The problem: Look through the records and report how many lines include the word "рабочих", with no other words.

------------

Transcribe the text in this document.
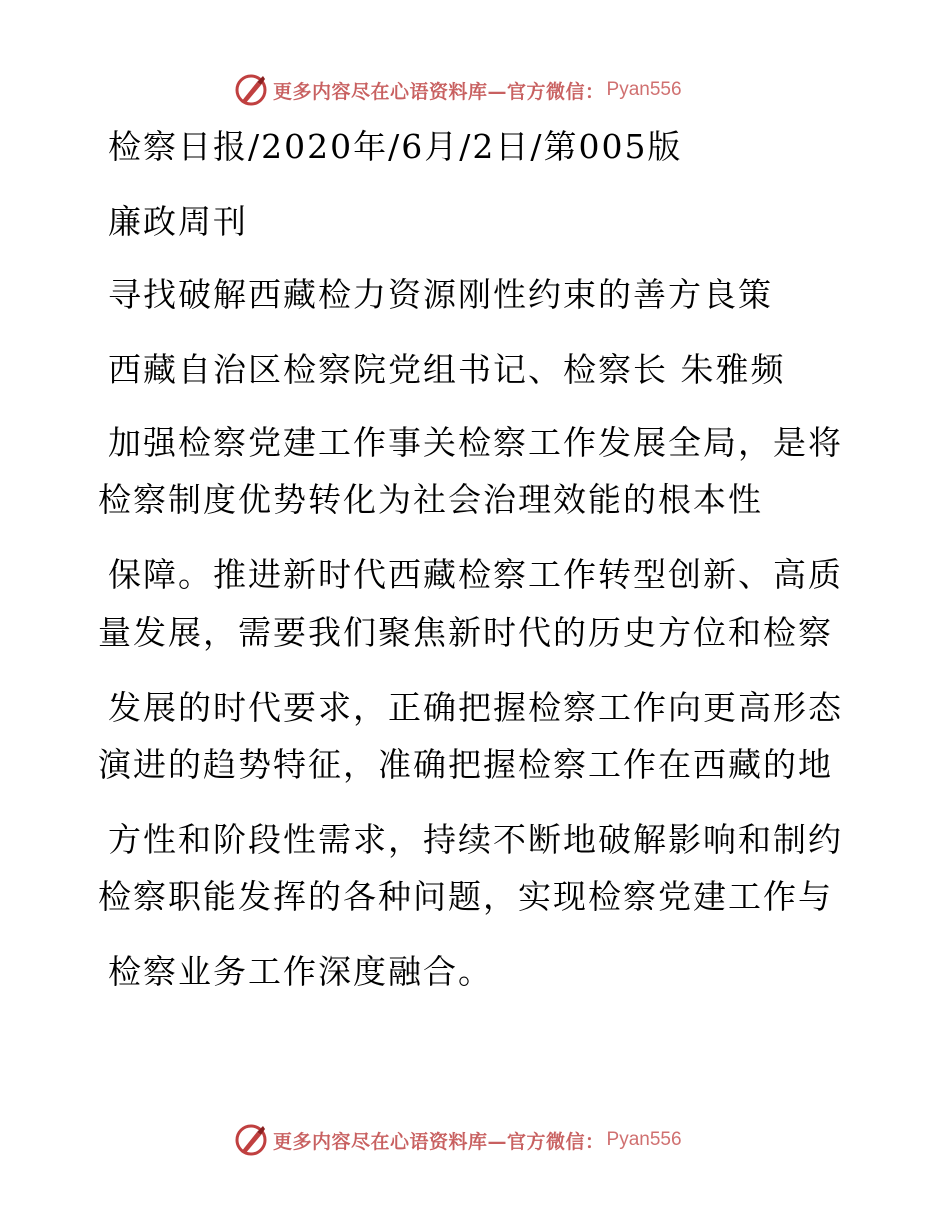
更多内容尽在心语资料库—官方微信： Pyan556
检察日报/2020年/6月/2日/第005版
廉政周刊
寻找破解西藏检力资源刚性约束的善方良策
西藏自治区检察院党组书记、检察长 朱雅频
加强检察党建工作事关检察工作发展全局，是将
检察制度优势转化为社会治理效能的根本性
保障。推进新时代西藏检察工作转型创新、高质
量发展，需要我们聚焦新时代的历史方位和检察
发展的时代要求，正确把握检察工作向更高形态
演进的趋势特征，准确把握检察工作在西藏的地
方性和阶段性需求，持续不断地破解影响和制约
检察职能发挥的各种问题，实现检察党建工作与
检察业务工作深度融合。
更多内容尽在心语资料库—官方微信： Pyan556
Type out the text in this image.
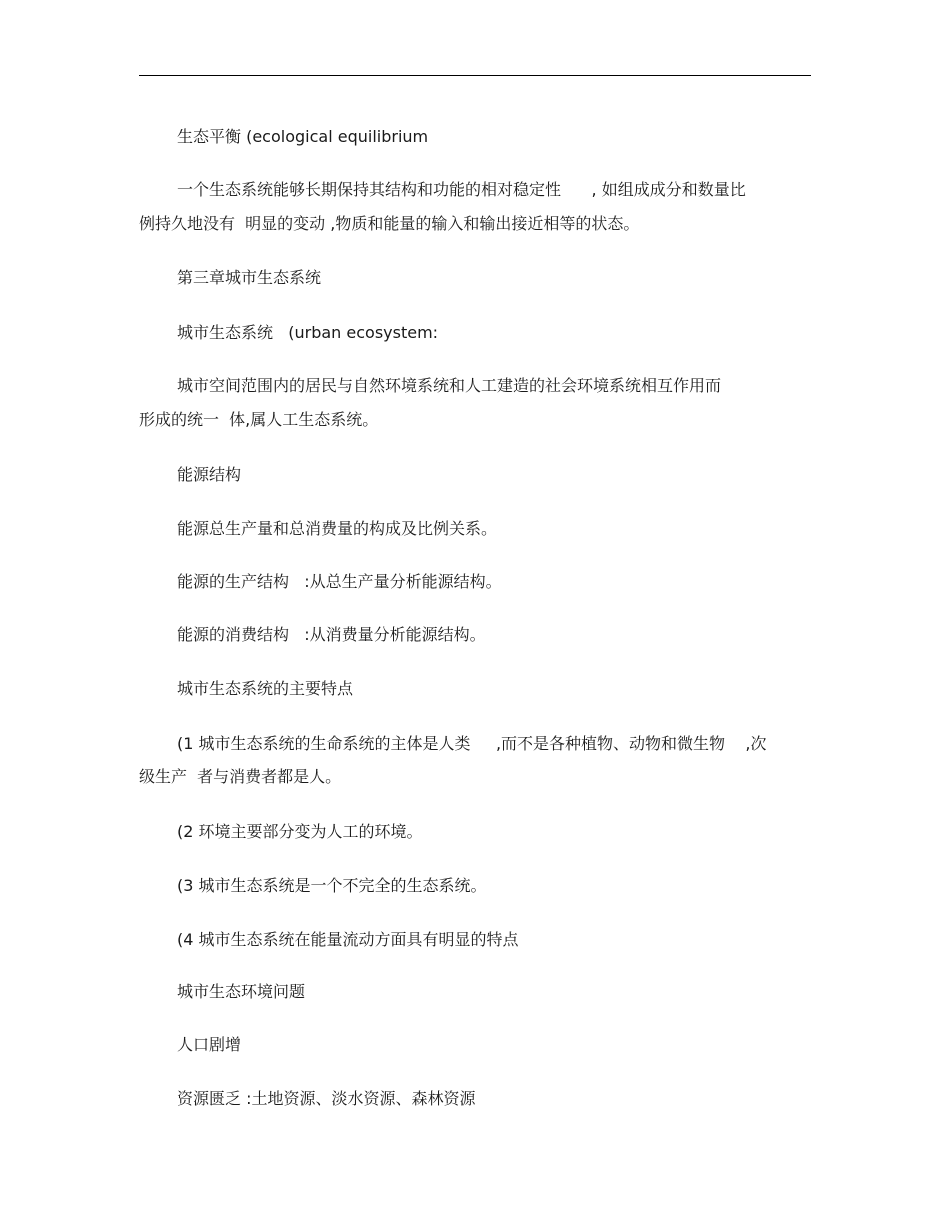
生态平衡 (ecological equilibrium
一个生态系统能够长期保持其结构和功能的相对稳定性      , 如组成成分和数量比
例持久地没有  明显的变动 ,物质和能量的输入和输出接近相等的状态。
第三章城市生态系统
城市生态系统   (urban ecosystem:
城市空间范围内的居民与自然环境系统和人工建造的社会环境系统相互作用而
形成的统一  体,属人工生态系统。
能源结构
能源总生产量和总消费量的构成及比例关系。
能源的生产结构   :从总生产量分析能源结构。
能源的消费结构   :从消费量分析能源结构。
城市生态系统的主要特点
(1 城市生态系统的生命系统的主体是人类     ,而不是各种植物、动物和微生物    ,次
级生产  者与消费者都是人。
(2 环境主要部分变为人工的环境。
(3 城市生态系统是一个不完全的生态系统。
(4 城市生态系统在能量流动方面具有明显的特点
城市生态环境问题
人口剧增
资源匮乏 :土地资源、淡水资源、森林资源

------------

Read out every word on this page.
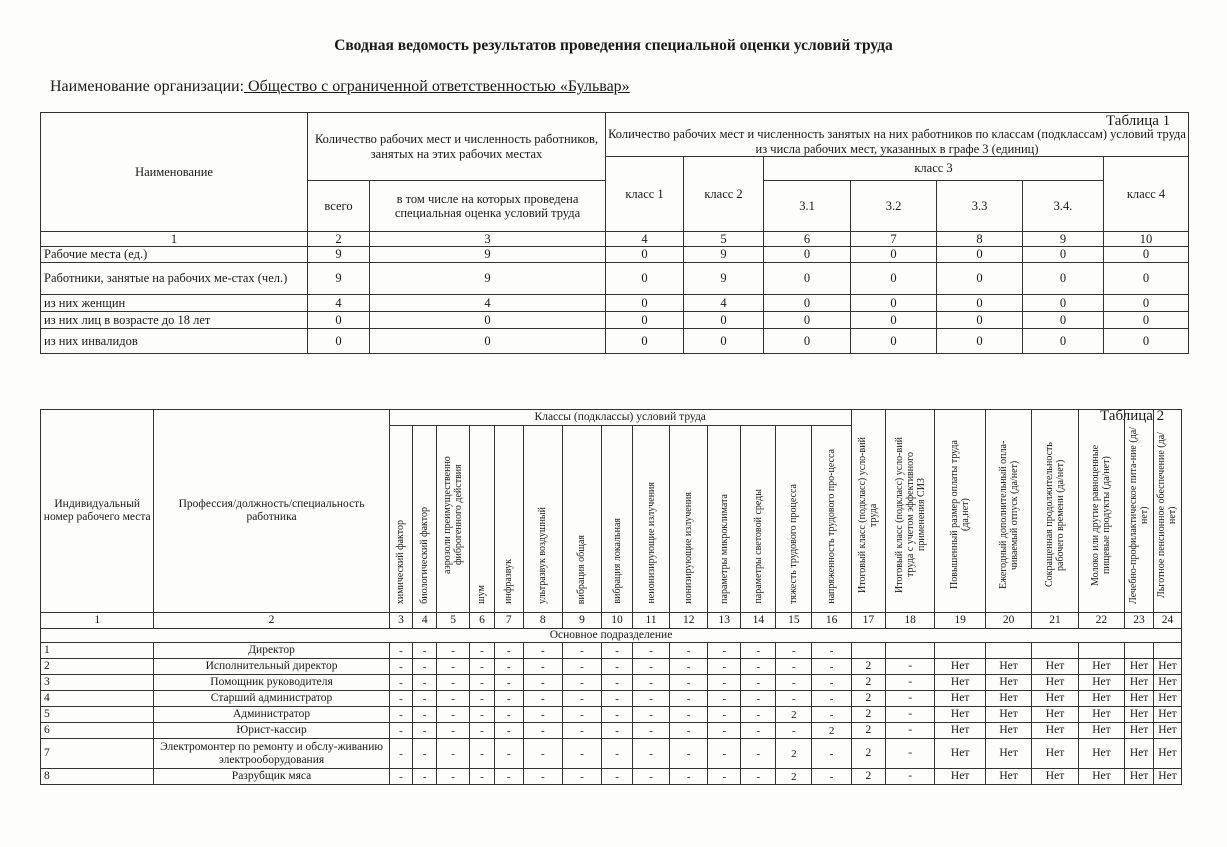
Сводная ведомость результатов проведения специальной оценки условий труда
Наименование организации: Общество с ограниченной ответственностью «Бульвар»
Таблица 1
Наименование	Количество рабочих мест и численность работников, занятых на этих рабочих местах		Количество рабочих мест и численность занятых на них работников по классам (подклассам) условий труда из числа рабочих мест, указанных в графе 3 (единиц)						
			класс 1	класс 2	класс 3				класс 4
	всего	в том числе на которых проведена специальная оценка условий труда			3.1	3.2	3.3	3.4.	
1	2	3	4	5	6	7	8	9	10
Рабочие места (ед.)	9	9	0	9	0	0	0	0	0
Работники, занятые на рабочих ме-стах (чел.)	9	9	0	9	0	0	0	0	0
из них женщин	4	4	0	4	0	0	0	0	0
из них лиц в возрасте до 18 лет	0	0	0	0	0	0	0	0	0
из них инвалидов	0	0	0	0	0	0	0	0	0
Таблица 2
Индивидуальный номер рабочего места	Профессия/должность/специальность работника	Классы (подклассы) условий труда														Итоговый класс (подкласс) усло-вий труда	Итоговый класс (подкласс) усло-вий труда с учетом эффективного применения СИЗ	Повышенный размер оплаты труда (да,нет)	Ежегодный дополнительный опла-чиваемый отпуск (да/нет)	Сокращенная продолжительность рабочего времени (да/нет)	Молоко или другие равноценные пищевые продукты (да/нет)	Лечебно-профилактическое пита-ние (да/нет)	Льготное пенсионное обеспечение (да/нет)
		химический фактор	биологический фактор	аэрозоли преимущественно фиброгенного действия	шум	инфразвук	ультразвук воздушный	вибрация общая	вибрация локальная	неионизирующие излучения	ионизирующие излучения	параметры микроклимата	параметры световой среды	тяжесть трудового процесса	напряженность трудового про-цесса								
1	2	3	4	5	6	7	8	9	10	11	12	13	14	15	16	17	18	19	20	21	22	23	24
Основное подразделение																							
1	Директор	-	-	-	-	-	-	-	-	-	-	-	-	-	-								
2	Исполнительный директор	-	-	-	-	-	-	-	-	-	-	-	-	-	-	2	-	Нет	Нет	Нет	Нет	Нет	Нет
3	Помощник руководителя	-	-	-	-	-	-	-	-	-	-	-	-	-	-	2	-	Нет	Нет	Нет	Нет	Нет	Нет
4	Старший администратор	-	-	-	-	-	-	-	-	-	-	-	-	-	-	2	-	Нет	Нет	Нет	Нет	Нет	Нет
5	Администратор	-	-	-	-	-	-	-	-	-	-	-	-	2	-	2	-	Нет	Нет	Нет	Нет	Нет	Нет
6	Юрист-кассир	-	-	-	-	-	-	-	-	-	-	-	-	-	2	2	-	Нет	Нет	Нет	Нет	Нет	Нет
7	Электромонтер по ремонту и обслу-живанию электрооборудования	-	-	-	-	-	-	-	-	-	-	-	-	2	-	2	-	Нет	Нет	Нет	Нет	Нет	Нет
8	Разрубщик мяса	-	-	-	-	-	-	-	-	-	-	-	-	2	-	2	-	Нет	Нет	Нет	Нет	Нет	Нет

------------

Expected answer: 2